◆ **Exercise brief**
How many lines of the data include the string "läßt"? State the number and nothing else.

◆ **Material provided**
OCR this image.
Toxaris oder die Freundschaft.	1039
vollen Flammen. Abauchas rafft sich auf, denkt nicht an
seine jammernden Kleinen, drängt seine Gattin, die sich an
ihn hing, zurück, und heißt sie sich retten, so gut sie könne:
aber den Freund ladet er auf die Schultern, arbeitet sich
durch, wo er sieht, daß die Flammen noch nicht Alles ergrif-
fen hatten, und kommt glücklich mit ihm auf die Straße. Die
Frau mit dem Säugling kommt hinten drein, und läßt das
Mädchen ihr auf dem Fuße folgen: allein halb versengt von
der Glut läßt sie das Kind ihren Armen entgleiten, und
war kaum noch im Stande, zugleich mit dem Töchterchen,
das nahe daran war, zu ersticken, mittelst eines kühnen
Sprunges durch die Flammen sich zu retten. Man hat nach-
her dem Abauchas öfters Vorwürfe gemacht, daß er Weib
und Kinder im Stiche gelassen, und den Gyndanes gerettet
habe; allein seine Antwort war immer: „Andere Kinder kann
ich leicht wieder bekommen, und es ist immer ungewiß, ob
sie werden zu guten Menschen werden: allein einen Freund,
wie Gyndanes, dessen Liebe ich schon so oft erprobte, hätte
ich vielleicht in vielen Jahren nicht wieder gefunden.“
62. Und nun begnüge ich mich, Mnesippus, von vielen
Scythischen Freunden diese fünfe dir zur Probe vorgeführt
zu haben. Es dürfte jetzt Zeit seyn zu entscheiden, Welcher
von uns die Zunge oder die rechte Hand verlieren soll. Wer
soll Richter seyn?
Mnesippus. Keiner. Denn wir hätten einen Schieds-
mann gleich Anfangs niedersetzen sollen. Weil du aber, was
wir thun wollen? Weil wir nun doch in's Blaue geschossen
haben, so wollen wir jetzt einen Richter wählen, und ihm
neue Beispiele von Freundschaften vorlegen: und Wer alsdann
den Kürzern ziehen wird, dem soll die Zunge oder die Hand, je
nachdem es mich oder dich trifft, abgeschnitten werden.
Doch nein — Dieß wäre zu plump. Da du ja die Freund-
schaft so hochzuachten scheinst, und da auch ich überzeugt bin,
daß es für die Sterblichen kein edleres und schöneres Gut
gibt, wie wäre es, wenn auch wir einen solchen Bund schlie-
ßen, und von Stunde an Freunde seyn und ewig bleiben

◆ **Output for this exercise**
2